Exercise goal:
Search the listing for the string "холодную" and copy every line that contains it.
>> Begin Material for this task
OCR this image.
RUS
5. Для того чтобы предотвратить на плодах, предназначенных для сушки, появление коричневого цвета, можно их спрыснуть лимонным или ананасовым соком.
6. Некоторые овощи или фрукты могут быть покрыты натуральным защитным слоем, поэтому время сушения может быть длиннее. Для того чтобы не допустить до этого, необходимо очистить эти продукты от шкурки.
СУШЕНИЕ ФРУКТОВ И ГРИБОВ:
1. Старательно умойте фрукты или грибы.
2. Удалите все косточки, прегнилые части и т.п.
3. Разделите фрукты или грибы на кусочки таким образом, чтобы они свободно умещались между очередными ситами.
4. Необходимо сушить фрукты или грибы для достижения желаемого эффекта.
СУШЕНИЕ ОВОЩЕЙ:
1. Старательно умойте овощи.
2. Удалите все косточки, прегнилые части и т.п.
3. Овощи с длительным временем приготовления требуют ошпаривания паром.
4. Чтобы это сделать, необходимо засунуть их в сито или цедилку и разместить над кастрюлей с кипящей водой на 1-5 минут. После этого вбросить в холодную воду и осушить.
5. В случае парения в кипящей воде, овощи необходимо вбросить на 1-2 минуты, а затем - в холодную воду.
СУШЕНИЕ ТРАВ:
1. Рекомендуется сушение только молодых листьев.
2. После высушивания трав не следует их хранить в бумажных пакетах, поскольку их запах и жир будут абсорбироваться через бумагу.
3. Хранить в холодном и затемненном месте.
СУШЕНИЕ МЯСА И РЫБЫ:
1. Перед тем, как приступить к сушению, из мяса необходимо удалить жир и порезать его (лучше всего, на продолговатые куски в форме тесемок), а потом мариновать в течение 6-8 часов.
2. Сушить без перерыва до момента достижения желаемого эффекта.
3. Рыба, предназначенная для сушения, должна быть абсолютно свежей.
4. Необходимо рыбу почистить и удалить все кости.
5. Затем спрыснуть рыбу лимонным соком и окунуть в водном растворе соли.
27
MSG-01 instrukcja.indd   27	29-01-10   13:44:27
>> End Material for this task
Output of the exercise:
4. Чтобы это сделать, необходимо засунуть их в сито или цедилку и разместить над кастрюлей с кипящей водой на 1-5 минут. После этого вбросить в холодную воду и осушить.
5. В случае парения в кипящей воде, овощи необходимо вбросить на 1-2 минуты, а затем - в холодную воду.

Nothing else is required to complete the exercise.